▶ Records provided:
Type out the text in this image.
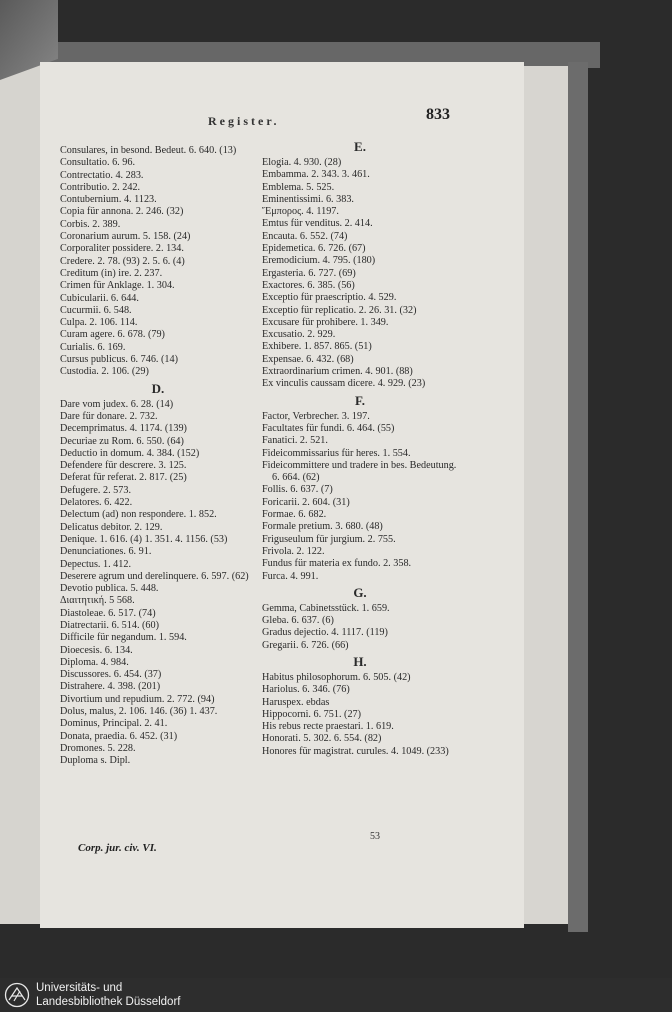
Register.	833
Consulares, in besond. Bedeut. 6. 640. (13)
Consultatio. 6. 96.
Contrectatio. 4. 283.
Contributio. 2. 242.
Contubernium. 4. 1123.
Copia für annona. 2. 246. (32)
Corbis. 2. 389.
Coronarium aurum. 5. 158. (24)
Corporaliter possidere. 2. 134.
Credere. 2. 78. (93) 2. 5. 6. (4)
Creditum (in) ire. 2. 237.
Crimen für Anklage. 1. 304.
Cubicularii. 6. 644.
Cucurmii. 6. 548.
Culpa. 2. 106. 114.
Curam agere. 6. 678. (79)
Curialis. 6. 169.
Cursus publicus. 6. 746. (14)
Custodia. 2. 106. (29)
D.
Dare vom judex. 6. 28. (14)
Dare für donare. 2. 732.
Decemprimatus. 4. 1174. (139)
Decuriae zu Rom. 6. 550. (64)
Deductio in domum. 4. 384. (152)
Defendere für descrere. 3. 125.
Deferat für referat. 2. 817. (25)
Defugere. 2. 573.
Delatores. 6. 422.
Delectum (ad) non respondere. 1. 852.
Delicatus debitor. 2. 129.
Denique. 1. 616. (4) 1. 351. 4. 1156. (53)
Denunciationes. 6. 91.
Depectus. 1. 412.
Deserere agrum und derelinquere. 6. 597. (62)
Devotio publica. 5. 448.
Διαιτητική. 5 568.
Diastoleae. 6. 517. (74)
Diatrectarii. 6. 514. (60)
Difficile für negandum. 1. 594.
Dioecesis. 6. 134.
Diploma. 4. 984.
Discussores. 6. 454. (37)
Distrahere. 4. 398. (201)
Divortium und repudium. 2. 772. (94)
Dolus, malus, 2. 106. 146. (36) 1. 437.
Dominus, Principal. 2. 41.
Donata, praedia. 6. 452. (31)
Dromones. 5. 228.
Duploma s. Dipl.
E.
Elogia. 4. 930. (28)
Embamma. 2. 343. 3. 461.
Emblema. 5. 525.
Eminentissimi. 6. 383.
Ἔμπορος. 4. 1197.
Emtus für venditus. 2. 414.
Encauta. 6. 552. (74)
Epidemetica. 6. 726. (67)
Eremodicium. 4. 795. (180)
Ergasteria. 6. 727. (69)
Exactores. 6. 385. (56)
Exceptio für praescriptio. 4. 529.
Exceptio für replicatio. 2. 26. 31. (32)
Excusare für prohibere. 1. 349.
Excusatio. 2. 929.
Exhibere. 1. 857. 865. (51)
Expensae. 6. 432. (68)
Extraordinarium crimen. 4. 901. (88)
Ex vinculis caussam dicere. 4. 929. (23)
F.
Factor, Verbrecher. 3. 197.
Facultates für fundi. 6. 464. (55)
Fanatici. 2. 521.
Fideicommissarius für heres. 1. 554.
Fideicommittere und tradere in bes. Bedeutung. 6. 664. (62)
Follis. 6. 637. (7)
Foricarii. 2. 604. (31)
Formae. 6. 682.
Formale pretium. 3. 680. (48)
Friguseulum für jurgium. 2. 755.
Frivola. 2. 122.
Fundus für materia ex fundo. 2. 358.
Furca. 4. 991.
G.
Gemma, Cabinetsstück. 1. 659.
Gleba. 6. 637. (6)
Gradus dejectio. 4. 1117. (119)
Gregarii. 6. 726. (66)
H.
Habitus philosophorum. 6. 505. (42)
Hariolus. 6. 346. (76)
Haruspex. ebdas
Hippocorni. 6. 751. (27)
His rebus recte praestari. 1. 619.
Honorati. 5. 302. 6. 554. (82)
Honores für magistrat. curules. 4. 1049. (233)
Corp. jur. civ. VI.
53
Universitäts- und
Landesbibliothek Düsseldorf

▶ Work to be completed: Skip every picture and transcribe the data above exactly.

▶ Task result:
Type out the text in this image.
Register.	833
Consulares, in besond. Bedeut. 6. 640. (13)
Consultatio. 6. 96.
Contrectatio. 4. 283.
Contributio. 2. 242.
Contubernium. 4. 1123.
Copia für annona. 2. 246. (32)
Corbis. 2. 389.
Coronarium aurum. 5. 158. (24)
Corporaliter possidere. 2. 134.
Credere. 2. 78. (93) 2. 5. 6. (4)
Creditum (in) ire. 2. 237.
Crimen für Anklage. 1. 304.
Cubicularii. 6. 644.
Cucurmii. 6. 548.
Culpa. 2. 106. 114.
Curam agere. 6. 678. (79)
Curialis. 6. 169.
Cursus publicus. 6. 746. (14)
Custodia. 2. 106. (29)
D.
Dare vom judex. 6. 28. (14)
Dare für donare. 2. 732.
Decemprimatus. 4. 1174. (139)
Decuriae zu Rom. 6. 550. (64)
Deductio in domum. 4. 384. (152)
Defendere für descrere. 3. 125.
Deferat für referat. 2. 817. (25)
Defugere. 2. 573.
Delatores. 6. 422.
Delectum (ad) non respondere. 1. 852.
Delicatus debitor. 2. 129.
Denique. 1. 616. (4) 1. 351. 4. 1156. (53)
Denunciationes. 6. 91.
Depectus. 1. 412.
Deserere agrum und derelinquere. 6. 597. (62)
Devotio publica. 5. 448.
Διαιτητική. 5 568.
Diastoleae. 6. 517. (74)
Diatrectarii. 6. 514. (60)
Difficile für negandum. 1. 594.
Dioecesis. 6. 134.
Diploma. 4. 984.
Discussores. 6. 454. (37)
Distrahere. 4. 398. (201)
Divortium und repudium. 2. 772. (94)
Dolus, malus, 2. 106. 146. (36) 1. 437.
Dominus, Principal. 2. 41.
Donata, praedia. 6. 452. (31)
Dromones. 5. 228.
Duploma s. Dipl.
E.
Elogia. 4. 930. (28)
Embamma. 2. 343. 3. 461.
Emblema. 5. 525.
Eminentissimi. 6. 383.
Ἔμπορος. 4. 1197.
Emtus für venditus. 2. 414.
Encauta. 6. 552. (74)
Epidemetica. 6. 726. (67)
Eremodicium. 4. 795. (180)
Ergasteria. 6. 727. (69)
Exactores. 6. 385. (56)
Exceptio für praescriptio. 4. 529.
Exceptio für replicatio. 2. 26. 31. (32)
Excusare für prohibere. 1. 349.
Excusatio. 2. 929.
Exhibere. 1. 857. 865. (51)
Expensae. 6. 432. (68)
Extraordinarium crimen. 4. 901. (88)
Ex vinculis caussam dicere. 4. 929. (23)
F.
Factor, Verbrecher. 3. 197.
Facultates für fundi. 6. 464. (55)
Fanatici. 2. 521.
Fideicommissarius für heres. 1. 554.
Fideicommittere und tradere in bes. Bedeutung. 6. 664. (62)
Follis. 6. 637. (7)
Foricarii. 2. 604. (31)
Formae. 6. 682.
Formale pretium. 3. 680. (48)
Friguseulum für jurgium. 2. 755.
Frivola. 2. 122.
Fundus für materia ex fundo. 2. 358.
Furca. 4. 991.
G.
Gemma, Cabinetsstück. 1. 659.
Gleba. 6. 637. (6)
Gradus dejectio. 4. 1117. (119)
Gregarii. 6. 726. (66)
H.
Habitus philosophorum. 6. 505. (42)
Hariolus. 6. 346. (76)
Haruspex. ebdas
Hippocorni. 6. 751. (27)
His rebus recte praestari. 1. 619.
Honorati. 5. 302. 6. 554. (82)
Honores für magistrat. curules. 4. 1049. (233)
Corp. jur. civ. VI.
53
Universitäts- und
Landesbibliothek Düsseldorf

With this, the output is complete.